▶ _DATA PROVIDED_
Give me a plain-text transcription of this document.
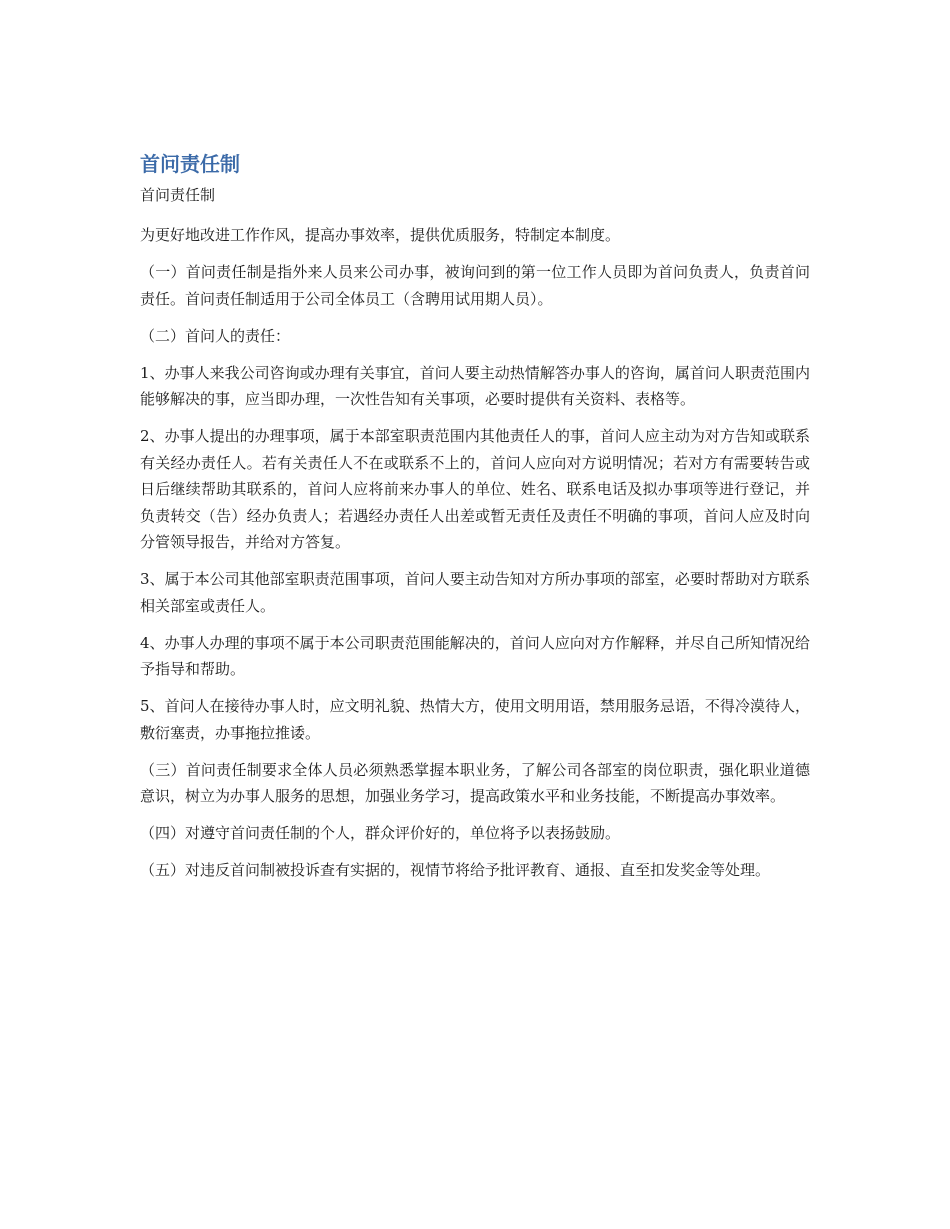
首问责任制
首问责任制

为更好地改进工作作风，提高办事效率，提供优质服务，特制定本制度。

（一）首问责任制是指外来人员来公司办事，被询问到的第一位工作人员即为首问负责人，负责首问责任。首问责任制适用于公司全体员工（含聘用试用期人员）。

（二）首问人的责任：

1、办事人来我公司咨询或办理有关事宜，首问人要主动热情解答办事人的咨询，属首问人职责范围内能够解决的事，应当即办理，一次性告知有关事项，必要时提供有关资料、表格等。

2、办事人提出的办理事项，属于本部室职责范围内其他责任人的事，首问人应主动为对方告知或联系有关经办责任人。若有关责任人不在或联系不上的，首问人应向对方说明情况；若对方有需要转告或日后继续帮助其联系的，首问人应将前来办事人的单位、姓名、联系电话及拟办事项等进行登记，并负责转交（告）经办负责人；若遇经办责任人出差或暂无责任及责任不明确的事项，首问人应及时向分管领导报告，并给对方答复。

3、属于本公司其他部室职责范围事项，首问人要主动告知对方所办事项的部室，必要时帮助对方联系相关部室或责任人。

4、办事人办理的事项不属于本公司职责范围能解决的，首问人应向对方作解释，并尽自己所知情况给予指导和帮助。

5、首问人在接待办事人时，应文明礼貌、热情大方，使用文明用语，禁用服务忌语，不得冷漠待人，敷衍塞责，办事拖拉推诿。

（三）首问责任制要求全体人员必须熟悉掌握本职业务，了解公司各部室的岗位职责，强化职业道德意识，树立为办事人服务的思想，加强业务学习，提高政策水平和业务技能，不断提高办事效率。

（四）对遵守首问责任制的个人，群众评价好的，单位将予以表扬鼓励。

（五）对违反首问制被投诉查有实据的，视情节将给予批评教育、通报、直至扣发奖金等处理。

▶ _STATED GOAL_
Set down the complete material exactly, but do not include the images.

▶ _OUTPUT OF THE TASK_
Give me a plain-text transcription of this document.
首问责任制
首问责任制

为更好地改进工作作风，提高办事效率，提供优质服务，特制定本制度。

（一）首问责任制是指外来人员来公司办事，被询问到的第一位工作人员即为首问负责人，负责首问责任。首问责任制适用于公司全体员工（含聘用试用期人员）。

（二）首问人的责任：

1、办事人来我公司咨询或办理有关事宜，首问人要主动热情解答办事人的咨询，属首问人职责范围内能够解决的事，应当即办理，一次性告知有关事项，必要时提供有关资料、表格等。

2、办事人提出的办理事项，属于本部室职责范围内其他责任人的事，首问人应主动为对方告知或联系有关经办责任人。若有关责任人不在或联系不上的，首问人应向对方说明情况；若对方有需要转告或日后继续帮助其联系的，首问人应将前来办事人的单位、姓名、联系电话及拟办事项等进行登记，并负责转交（告）经办负责人；若遇经办责任人出差或暂无责任及责任不明确的事项，首问人应及时向分管领导报告，并给对方答复。

3、属于本公司其他部室职责范围事项，首问人要主动告知对方所办事项的部室，必要时帮助对方联系相关部室或责任人。

4、办事人办理的事项不属于本公司职责范围能解决的，首问人应向对方作解释，并尽自己所知情况给予指导和帮助。

5、首问人在接待办事人时，应文明礼貌、热情大方，使用文明用语，禁用服务忌语，不得冷漠待人，敷衍塞责，办事拖拉推诿。

（三）首问责任制要求全体人员必须熟悉掌握本职业务，了解公司各部室的岗位职责，强化职业道德意识，树立为办事人服务的思想，加强业务学习，提高政策水平和业务技能，不断提高办事效率。

（四）对遵守首问责任制的个人，群众评价好的，单位将予以表扬鼓励。

（五）对违反首问制被投诉查有实据的，视情节将给予批评教育、通报、直至扣发奖金等处理。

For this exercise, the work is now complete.